(Aim of the task) Work through the entries below and report how many lines include "verbis". The number alone is the answer.

■ ■ ■ ■ ■ ■ ■

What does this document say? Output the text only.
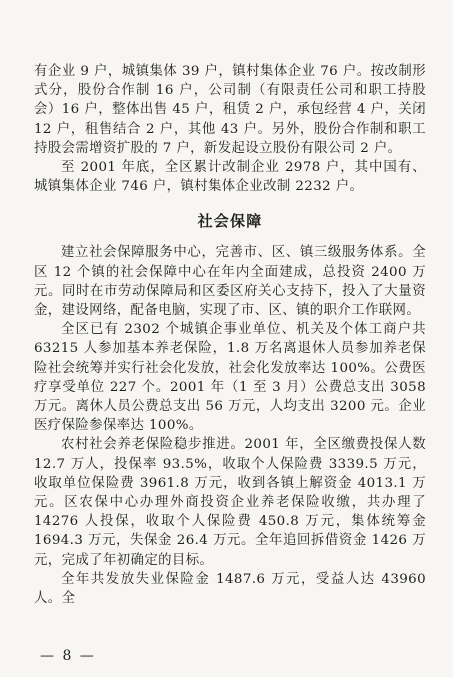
有企业 9 户，城镇集体 39 户，镇村集体企业 76 户。按改制形式分，股份合作制 16 户，公司制（有限责任公司和职工持股会）16 户，整体出售 45 户，租赁 2 户，承包经营 4 户，关闭 12 户，租售结合 2 户，其他 43 户。另外，股份合作制和职工持股会需增资扩股的 7 户，新发起设立股份有限公司 2 户。

至 2001 年底，全区累计改制企业 2978 户，其中国有、城镇集体企业 746 户，镇村集体企业改制 2232 户。

社会保障

建立社会保障服务中心，完善市、区、镇三级服务体系。全区 12 个镇的社会保障中心在年内全面建成，总投资 2400 万元。同时在市劳动保障局和区委区府关心支持下，投入了大量资金，建设网络，配备电脑，实现了市、区、镇的职介工作联网。

全区已有 2302 个城镇企事业单位、机关及个体工商户共 63215 人参加基本养老保险，1.8 万名离退休人员参加养老保险社会统筹并实行社会化发放，社会化发放率达 100%。公费医疗享受单位 227 个。2001 年（1 至 3 月）公费总支出 3058 万元。离休人员公费总支出 56 万元，人均支出 3200 元。企业医疗保险参保率达 100%。

农村社会养老保险稳步推进。2001 年，全区缴费投保人数 12.7 万人，投保率 93.5%，收取个人保险费 3339.5 万元，收取单位保险费 3961.8 万元，收到各镇上解资金 4013.1 万元。区农保中心办理外商投资企业养老保险收缴，共办理了 14276 人投保，收取个人保险费 450.8 万元，集体统筹金 1694.3 万元，失保金 26.4 万元。全年追回拆借资金 1426 万元，完成了年初确定的目标。

全年共发放失业保险金 1487.6 万元，受益人达 43960 人。全

— 8 —
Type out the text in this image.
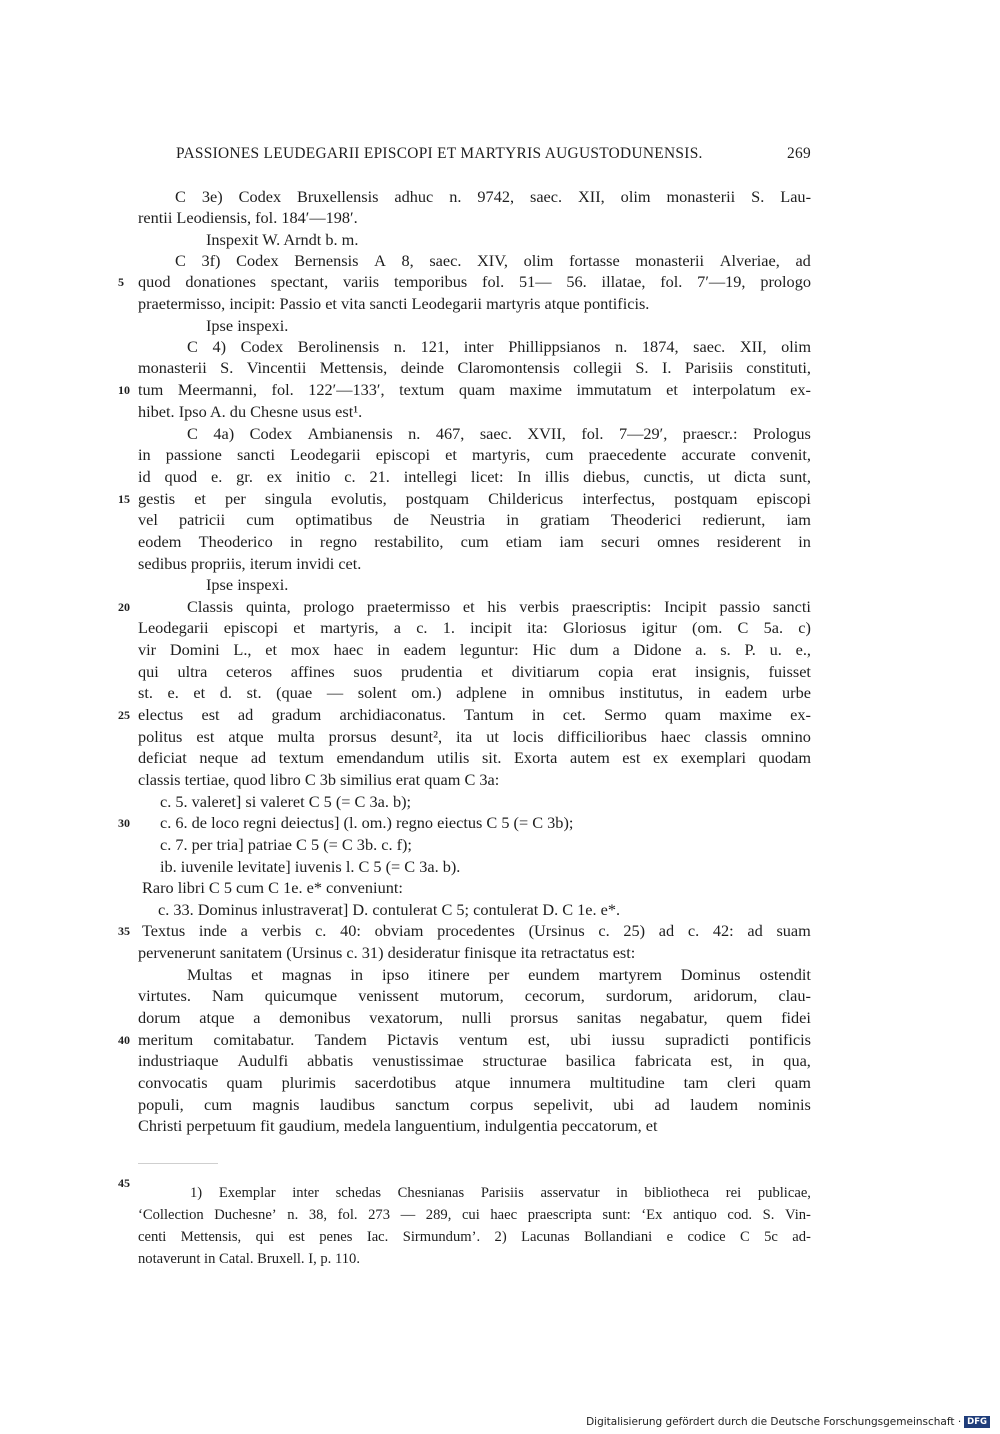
PASSIONES LEUDEGARII EPISCOPI ET MARTYRIS AUGUSTODUNENSIS.	269
C 3e) Codex Bruxellensis adhuc n. 9742, saec. XII, olim monasterii S. Lau-
rentii Leodiensis, fol. 184′—198′.
Inspexit W. Arndt b. m.
C 3f) Codex Bernensis A 8, saec. XIV, olim fortasse monasterii Alveriae, ad
quod donationes spectant, variis temporibus fol. 51— 56. illatae, fol. 7′—19, prologo
praetermisso, incipit: Passio et vita sancti Leodegarii martyris atque pontificis.
Ipse inspexi.
C 4) Codex Berolinensis n. 121, inter Phillippsianos n. 1874, saec. XII, olim
monasterii S. Vincentii Mettensis, deinde Claromontensis collegii S. I. Parisiis constituti,
tum Meermanni, fol. 122′—133′, textum quam maxime immutatum et interpolatum ex-
hibet. Ipso A. du Chesne usus est¹.
C 4a) Codex Ambianensis n. 467, saec. XVII, fol. 7—29′, praescr.: Prologus
in passione sancti Leodegarii episcopi et martyris, cum praecedente accurate convenit,
id quod e. gr. ex initio c. 21. intellegi licet: In illis diebus, cunctis, ut dicta sunt,
gestis et per singula evolutis, postquam Childericus interfectus, postquam episcopi
vel patricii cum optimatibus de Neustria in gratiam Theoderici redierunt, iam
eodem Theoderico in regno restabilito, cum etiam iam securi omnes residerent in
sedibus propriis, iterum invidi cet.
Ipse inspexi.
Classis quinta, prologo praetermisso et his verbis praescriptis: Incipit passio sancti
Leodegarii episcopi et martyris, a c. 1. incipit ita: Gloriosus igitur (om. C 5a. c)
vir Domini L., et mox haec in eadem leguntur: Hic dum a Didone a. s. P. u. e.,
qui ultra ceteros affines suos prudentia et divitiarum copia erat insignis, fuisset
st. e. et d. st. (quae — solent om.) adplene in omnibus institutus, in eadem urbe
electus est ad gradum archidiaconatus. Tantum in cet. Sermo quam maxime ex-
politus est atque multa prorsus desunt², ita ut locis difficilioribus haec classis omnino
deficiat neque ad textum emendandum utilis sit. Exorta autem est ex exemplari quodam
classis tertiae, quod libro C 3b similius erat quam C 3a:
c. 5. valeret] si valeret C 5 (= C 3a. b);
c. 6. de loco regni deiectus] (l. om.) regno eiectus C 5 (= C 3b);
c. 7. per tria] patriae C 5 (= C 3b. c. f);
ib. iuvenile levitate] iuvenis l. C 5 (= C 3a. b).
Raro libri C 5 cum C 1e. e* conveniunt:
c. 33. Dominus inlustraverat] D. contulerat C 5; contulerat D. C 1e. e*.
Textus inde a verbis c. 40: obviam procedentes (Ursinus c. 25) ad c. 42: ad suam
pervenerunt sanitatem (Ursinus c. 31) desideratur finisque ita retractatus est:
Multas et magnas in ipso itinere per eundem martyrem Dominus ostendit
virtutes. Nam quicumque venissent mutorum, cecorum, surdorum, aridorum, clau-
dorum atque a demonibus vexatorum, nulli prorsus sanitas negabatur, quem fidei
meritum comitabatur. Tandem Pictavis ventum est, ubi iussu supradicti pontificis
industriaque Audulfi abbatis venustissimae structurae basilica fabricata est, in qua,
convocatis quam plurimis sacerdotibus atque innumera multitudine tam cleri quam
populi, cum magnis laudibus sanctum corpus sepelivit, ubi ad laudem nominis
Christi perpetuum fit gaudium, medela languentium, indulgentia peccatorum, et
5
10
15
20
25
30
35
40
45
1) Exemplar inter schedas Chesnianas Parisiis asservatur in bibliotheca rei publicae,
‘Collection Duchesne’ n. 38, fol. 273 — 289, cui haec praescripta sunt: ‘Ex antiquo cod. S. Vin-
centi Mettensis, qui est penes Iac. Sirmundum’. 2) Lacunas Bollandiani e codice C 5c ad-
notaverunt in Catal. Bruxell. I, p. 110.
Digitalisierung gefördert durch die Deutsche Forschungsgemeinschaft · DFG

■ ■ ■ ■ ■ ■ ■

(Solution for this exercise) 2